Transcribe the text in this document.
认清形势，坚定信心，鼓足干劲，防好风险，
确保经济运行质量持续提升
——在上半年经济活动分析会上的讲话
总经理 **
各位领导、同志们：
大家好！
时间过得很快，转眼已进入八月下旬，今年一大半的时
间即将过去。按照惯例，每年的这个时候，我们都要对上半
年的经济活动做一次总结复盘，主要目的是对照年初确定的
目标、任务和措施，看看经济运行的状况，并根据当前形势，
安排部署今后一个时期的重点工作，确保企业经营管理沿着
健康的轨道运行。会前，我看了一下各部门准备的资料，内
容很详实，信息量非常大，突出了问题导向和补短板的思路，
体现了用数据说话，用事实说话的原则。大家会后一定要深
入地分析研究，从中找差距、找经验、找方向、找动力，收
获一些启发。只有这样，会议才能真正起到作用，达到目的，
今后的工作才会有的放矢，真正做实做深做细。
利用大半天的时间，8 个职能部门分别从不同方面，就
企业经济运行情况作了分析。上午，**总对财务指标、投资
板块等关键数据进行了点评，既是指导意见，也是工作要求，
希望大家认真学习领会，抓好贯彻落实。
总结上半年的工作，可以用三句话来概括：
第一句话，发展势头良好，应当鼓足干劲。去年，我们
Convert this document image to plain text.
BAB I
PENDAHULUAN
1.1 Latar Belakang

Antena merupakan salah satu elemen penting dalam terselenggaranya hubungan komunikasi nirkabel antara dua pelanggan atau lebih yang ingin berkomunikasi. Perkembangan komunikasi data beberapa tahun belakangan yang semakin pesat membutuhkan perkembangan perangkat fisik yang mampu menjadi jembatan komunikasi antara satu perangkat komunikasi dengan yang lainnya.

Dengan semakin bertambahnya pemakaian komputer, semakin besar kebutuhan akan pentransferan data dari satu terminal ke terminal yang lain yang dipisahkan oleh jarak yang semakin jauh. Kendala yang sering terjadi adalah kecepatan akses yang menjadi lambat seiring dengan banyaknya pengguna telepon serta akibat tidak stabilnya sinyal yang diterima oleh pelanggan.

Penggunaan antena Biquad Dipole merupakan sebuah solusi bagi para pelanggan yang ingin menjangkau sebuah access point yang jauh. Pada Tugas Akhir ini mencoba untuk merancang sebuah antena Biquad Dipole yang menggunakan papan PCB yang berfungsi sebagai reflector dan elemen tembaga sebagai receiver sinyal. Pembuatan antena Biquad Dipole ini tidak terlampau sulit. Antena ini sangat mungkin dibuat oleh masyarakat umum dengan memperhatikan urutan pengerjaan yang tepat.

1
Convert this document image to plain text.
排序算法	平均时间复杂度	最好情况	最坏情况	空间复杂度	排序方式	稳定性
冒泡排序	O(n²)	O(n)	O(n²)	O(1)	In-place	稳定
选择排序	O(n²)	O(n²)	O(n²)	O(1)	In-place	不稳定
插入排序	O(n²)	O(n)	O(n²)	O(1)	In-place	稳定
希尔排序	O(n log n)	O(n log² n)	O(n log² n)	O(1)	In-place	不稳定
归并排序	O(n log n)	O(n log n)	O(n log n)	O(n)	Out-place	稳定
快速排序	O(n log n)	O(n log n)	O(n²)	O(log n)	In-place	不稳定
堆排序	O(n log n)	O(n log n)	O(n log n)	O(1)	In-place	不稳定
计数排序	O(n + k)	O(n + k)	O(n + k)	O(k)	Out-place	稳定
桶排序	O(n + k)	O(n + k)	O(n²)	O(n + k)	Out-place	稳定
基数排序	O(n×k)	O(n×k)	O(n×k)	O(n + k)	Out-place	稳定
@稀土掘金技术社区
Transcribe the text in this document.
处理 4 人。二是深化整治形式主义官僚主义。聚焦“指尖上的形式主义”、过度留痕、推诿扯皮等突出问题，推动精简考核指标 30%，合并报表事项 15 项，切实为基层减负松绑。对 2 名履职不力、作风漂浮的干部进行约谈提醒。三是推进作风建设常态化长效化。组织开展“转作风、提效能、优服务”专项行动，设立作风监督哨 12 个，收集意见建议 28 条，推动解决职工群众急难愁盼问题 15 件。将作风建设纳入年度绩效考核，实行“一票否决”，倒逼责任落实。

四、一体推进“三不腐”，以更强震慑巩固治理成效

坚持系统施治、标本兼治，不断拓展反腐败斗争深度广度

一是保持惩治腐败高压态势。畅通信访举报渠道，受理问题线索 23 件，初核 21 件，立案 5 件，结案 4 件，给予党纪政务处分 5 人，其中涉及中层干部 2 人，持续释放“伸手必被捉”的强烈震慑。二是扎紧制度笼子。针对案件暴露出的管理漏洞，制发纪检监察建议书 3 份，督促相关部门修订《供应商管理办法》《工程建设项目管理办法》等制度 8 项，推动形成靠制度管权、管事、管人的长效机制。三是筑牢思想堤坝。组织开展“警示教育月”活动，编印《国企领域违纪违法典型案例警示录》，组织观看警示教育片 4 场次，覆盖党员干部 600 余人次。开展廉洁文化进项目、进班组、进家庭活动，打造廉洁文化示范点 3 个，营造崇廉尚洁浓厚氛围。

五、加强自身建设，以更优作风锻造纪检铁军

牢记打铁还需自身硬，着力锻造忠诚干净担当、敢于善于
++++++
**Aim of the exercise**
Print the whole listing exactly as it is.

**Output of the exercise**
Transcribe the text in this document.
认清形势，坚定信心，鼓足干劲，防好风险，
确保经济运行质量持续提升
——在上半年经济活动分析会上的讲话
总经理 **
各位领导、同志们：
大家好！
时间过得很快，转眼已进入八月下旬，今年一大半的时
间即将过去。按照惯例，每年的这个时候，我们都要对上半
年的经济活动做一次总结复盘，主要目的是对照年初确定的
目标、任务和措施，看看经济运行的状况，并根据当前形势，
安排部署今后一个时期的重点工作，确保企业经营管理沿着
健康的轨道运行。会前，我看了一下各部门准备的资料，内
容很详实，信息量非常大，突出了问题导向和补短板的思路，
体现了用数据说话，用事实说话的原则。大家会后一定要深
入地分析研究，从中找差距、找经验、找方向、找动力，收
获一些启发。只有这样，会议才能真正起到作用，达到目的，
今后的工作才会有的放矢，真正做实做深做细。
利用大半天的时间，8 个职能部门分别从不同方面，就
企业经济运行情况作了分析。上午，**总对财务指标、投资
板块等关键数据进行了点评，既是指导意见，也是工作要求，
希望大家认真学习领会，抓好贯彻落实。
总结上半年的工作，可以用三句话来概括：
第一句话，发展势头良好，应当鼓足干劲。去年，我们
Convert this document image to plain text.
BAB I
PENDAHULUAN
1.1 Latar Belakang

Antena merupakan salah satu elemen penting dalam terselenggaranya hubungan komunikasi nirkabel antara dua pelanggan atau lebih yang ingin berkomunikasi. Perkembangan komunikasi data beberapa tahun belakangan yang semakin pesat membutuhkan perkembangan perangkat fisik yang mampu menjadi jembatan komunikasi antara satu perangkat komunikasi dengan yang lainnya.

Dengan semakin bertambahnya pemakaian komputer, semakin besar kebutuhan akan pentransferan data dari satu terminal ke terminal yang lain yang dipisahkan oleh jarak yang semakin jauh. Kendala yang sering terjadi adalah kecepatan akses yang menjadi lambat seiring dengan banyaknya pengguna telepon serta akibat tidak stabilnya sinyal yang diterima oleh pelanggan.

Penggunaan antena Biquad Dipole merupakan sebuah solusi bagi para pelanggan yang ingin menjangkau sebuah access point yang jauh. Pada Tugas Akhir ini mencoba untuk merancang sebuah antena Biquad Dipole yang menggunakan papan PCB yang berfungsi sebagai reflector dan elemen tembaga sebagai receiver sinyal. Pembuatan antena Biquad Dipole ini tidak terlampau sulit. Antena ini sangat mungkin dibuat oleh masyarakat umum dengan memperhatikan urutan pengerjaan yang tepat.

1
Convert this document image to plain text.
排序算法	平均时间复杂度	最好情况	最坏情况	空间复杂度	排序方式	稳定性
冒泡排序	O(n²)	O(n)	O(n²)	O(1)	In-place	稳定
选择排序	O(n²)	O(n²)	O(n²)	O(1)	In-place	不稳定
插入排序	O(n²)	O(n)	O(n²)	O(1)	In-place	稳定
希尔排序	O(n log n)	O(n log² n)	O(n log² n)	O(1)	In-place	不稳定
归并排序	O(n log n)	O(n log n)	O(n log n)	O(n)	Out-place	稳定
快速排序	O(n log n)	O(n log n)	O(n²)	O(log n)	In-place	不稳定
堆排序	O(n log n)	O(n log n)	O(n log n)	O(1)	In-place	不稳定
计数排序	O(n + k)	O(n + k)	O(n + k)	O(k)	Out-place	稳定
桶排序	O(n + k)	O(n + k)	O(n²)	O(n + k)	Out-place	稳定
基数排序	O(n×k)	O(n×k)	O(n×k)	O(n + k)	Out-place	稳定
@稀土掘金技术社区
Transcribe the text in this document.
处理 4 人。二是深化整治形式主义官僚主义。聚焦“指尖上的形式主义”、过度留痕、推诿扯皮等突出问题，推动精简考核指标 30%，合并报表事项 15 项，切实为基层减负松绑。对 2 名履职不力、作风漂浮的干部进行约谈提醒。三是推进作风建设常态化长效化。组织开展“转作风、提效能、优服务”专项行动，设立作风监督哨 12 个，收集意见建议 28 条，推动解决职工群众急难愁盼问题 15 件。将作风建设纳入年度绩效考核，实行“一票否决”，倒逼责任落实。

四、一体推进“三不腐”，以更强震慑巩固治理成效

坚持系统施治、标本兼治，不断拓展反腐败斗争深度广度

一是保持惩治腐败高压态势。畅通信访举报渠道，受理问题线索 23 件，初核 21 件，立案 5 件，结案 4 件，给予党纪政务处分 5 人，其中涉及中层干部 2 人，持续释放“伸手必被捉”的强烈震慑。二是扎紧制度笼子。针对案件暴露出的管理漏洞，制发纪检监察建议书 3 份，督促相关部门修订《供应商管理办法》《工程建设项目管理办法》等制度 8 项，推动形成靠制度管权、管事、管人的长效机制。三是筑牢思想堤坝。组织开展“警示教育月”活动，编印《国企领域违纪违法典型案例警示录》，组织观看警示教育片 4 场次，覆盖党员干部 600 余人次。开展廉洁文化进项目、进班组、进家庭活动，打造廉洁文化示范点 3 个，营造崇廉尚洁浓厚氛围。

五、加强自身建设，以更优作风锻造纪检铁军

牢记打铁还需自身硬，着力锻造忠诚干净担当、敢于善于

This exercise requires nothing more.